### Objective
Find the word "into" in the material below and gather every line that contains it.

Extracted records

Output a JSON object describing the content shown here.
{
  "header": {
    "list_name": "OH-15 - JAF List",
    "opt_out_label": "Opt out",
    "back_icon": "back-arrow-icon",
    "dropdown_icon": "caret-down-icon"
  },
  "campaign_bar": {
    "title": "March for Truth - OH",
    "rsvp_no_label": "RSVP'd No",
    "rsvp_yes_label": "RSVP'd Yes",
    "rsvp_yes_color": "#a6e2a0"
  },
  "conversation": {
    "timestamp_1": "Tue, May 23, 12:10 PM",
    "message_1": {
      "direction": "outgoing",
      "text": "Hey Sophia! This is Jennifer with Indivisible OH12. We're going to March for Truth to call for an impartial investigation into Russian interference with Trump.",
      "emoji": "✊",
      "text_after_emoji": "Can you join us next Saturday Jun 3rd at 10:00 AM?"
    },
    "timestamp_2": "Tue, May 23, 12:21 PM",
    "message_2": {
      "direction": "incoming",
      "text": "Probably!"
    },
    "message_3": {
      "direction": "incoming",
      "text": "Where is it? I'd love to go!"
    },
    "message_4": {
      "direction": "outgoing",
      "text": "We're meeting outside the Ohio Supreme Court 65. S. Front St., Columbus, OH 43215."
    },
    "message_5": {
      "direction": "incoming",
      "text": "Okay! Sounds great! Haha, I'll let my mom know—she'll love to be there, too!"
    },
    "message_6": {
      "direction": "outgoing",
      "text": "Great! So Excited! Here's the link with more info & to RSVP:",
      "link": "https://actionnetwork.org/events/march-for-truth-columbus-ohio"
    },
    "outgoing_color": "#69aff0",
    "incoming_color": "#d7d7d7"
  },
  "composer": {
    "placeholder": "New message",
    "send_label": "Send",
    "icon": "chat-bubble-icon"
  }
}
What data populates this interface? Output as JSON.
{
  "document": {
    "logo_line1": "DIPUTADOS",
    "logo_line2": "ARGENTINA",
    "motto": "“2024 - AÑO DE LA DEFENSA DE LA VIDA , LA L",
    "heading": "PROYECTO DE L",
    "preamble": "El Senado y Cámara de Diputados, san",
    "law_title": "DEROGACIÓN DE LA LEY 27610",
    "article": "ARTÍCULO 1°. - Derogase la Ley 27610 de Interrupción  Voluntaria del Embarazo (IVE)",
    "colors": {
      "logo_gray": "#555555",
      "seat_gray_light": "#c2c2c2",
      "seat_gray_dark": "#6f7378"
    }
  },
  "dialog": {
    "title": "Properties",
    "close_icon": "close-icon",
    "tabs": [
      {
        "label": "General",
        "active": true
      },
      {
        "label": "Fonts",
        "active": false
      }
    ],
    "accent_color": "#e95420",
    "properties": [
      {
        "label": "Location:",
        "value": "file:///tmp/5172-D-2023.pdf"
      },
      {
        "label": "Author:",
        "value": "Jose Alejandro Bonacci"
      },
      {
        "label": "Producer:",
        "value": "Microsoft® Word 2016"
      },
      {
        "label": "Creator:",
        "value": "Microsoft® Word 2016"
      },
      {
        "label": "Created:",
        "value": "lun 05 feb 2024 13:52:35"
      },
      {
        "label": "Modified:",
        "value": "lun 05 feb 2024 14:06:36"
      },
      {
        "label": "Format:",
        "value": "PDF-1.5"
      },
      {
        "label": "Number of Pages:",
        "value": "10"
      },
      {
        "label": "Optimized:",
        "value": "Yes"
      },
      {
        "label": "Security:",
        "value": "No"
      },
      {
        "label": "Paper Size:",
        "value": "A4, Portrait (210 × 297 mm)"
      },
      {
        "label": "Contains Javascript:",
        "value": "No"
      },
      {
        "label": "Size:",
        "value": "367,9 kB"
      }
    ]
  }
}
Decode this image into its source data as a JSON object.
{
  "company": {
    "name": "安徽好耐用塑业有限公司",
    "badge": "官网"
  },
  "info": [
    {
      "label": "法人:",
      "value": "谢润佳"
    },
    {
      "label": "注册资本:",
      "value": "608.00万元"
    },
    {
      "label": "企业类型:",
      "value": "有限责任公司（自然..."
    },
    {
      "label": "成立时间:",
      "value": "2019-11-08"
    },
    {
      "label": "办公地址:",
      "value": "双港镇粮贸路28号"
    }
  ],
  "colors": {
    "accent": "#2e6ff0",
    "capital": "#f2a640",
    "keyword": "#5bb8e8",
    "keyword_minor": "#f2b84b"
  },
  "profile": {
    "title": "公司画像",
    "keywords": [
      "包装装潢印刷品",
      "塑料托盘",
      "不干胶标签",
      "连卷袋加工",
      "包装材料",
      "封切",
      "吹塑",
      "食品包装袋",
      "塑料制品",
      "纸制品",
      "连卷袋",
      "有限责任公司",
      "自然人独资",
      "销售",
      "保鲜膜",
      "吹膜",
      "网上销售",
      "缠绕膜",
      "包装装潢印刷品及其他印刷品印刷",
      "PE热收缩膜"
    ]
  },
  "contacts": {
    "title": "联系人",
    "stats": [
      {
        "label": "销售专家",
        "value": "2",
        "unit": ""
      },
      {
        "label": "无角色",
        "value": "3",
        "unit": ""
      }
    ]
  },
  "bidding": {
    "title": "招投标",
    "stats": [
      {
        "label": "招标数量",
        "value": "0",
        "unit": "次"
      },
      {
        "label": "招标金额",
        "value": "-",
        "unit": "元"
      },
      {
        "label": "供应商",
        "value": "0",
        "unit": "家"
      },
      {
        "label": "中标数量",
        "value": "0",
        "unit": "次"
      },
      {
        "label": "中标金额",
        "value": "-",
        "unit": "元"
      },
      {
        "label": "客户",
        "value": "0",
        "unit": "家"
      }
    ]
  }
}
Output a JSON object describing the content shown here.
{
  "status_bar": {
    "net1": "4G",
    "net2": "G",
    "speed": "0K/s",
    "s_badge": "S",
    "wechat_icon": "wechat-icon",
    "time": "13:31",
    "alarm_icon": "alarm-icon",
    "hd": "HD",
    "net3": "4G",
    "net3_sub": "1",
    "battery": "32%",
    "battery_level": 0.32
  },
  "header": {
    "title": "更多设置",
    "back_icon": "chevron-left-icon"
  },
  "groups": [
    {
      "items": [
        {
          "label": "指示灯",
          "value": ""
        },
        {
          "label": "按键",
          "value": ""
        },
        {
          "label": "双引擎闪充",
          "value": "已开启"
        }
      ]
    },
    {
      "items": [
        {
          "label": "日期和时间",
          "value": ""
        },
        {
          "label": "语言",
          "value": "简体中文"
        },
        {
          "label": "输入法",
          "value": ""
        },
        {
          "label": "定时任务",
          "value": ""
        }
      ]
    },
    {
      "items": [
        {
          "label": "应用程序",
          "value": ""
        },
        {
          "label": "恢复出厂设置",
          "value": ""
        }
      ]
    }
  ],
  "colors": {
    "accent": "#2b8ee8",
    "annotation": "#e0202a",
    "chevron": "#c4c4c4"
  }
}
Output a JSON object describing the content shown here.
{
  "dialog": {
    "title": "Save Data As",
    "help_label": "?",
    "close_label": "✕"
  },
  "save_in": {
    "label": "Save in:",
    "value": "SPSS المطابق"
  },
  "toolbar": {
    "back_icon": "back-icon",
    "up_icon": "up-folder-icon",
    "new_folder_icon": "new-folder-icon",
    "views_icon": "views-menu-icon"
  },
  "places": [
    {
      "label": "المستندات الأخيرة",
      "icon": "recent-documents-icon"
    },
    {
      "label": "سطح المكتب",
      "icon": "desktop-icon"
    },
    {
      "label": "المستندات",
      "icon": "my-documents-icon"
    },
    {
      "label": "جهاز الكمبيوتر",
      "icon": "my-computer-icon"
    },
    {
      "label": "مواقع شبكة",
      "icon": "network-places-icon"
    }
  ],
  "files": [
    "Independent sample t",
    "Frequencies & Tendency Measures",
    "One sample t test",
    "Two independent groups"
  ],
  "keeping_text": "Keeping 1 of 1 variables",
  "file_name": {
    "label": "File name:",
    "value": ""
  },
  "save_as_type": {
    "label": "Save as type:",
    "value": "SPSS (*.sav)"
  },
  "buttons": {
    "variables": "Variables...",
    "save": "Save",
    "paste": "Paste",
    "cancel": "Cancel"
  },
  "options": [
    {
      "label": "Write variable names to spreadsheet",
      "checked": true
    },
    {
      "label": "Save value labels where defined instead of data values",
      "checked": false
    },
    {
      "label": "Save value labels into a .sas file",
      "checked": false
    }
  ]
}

### Completed task
      "text": "Hey Sophia! This is Jennifer with Indivisible OH12. We're going to March for Truth to call for an impartial investigation into Russian interference with Trump.",
Decode this image into its source data as a JSON object.
      "label": "Save value labels into a .sas file",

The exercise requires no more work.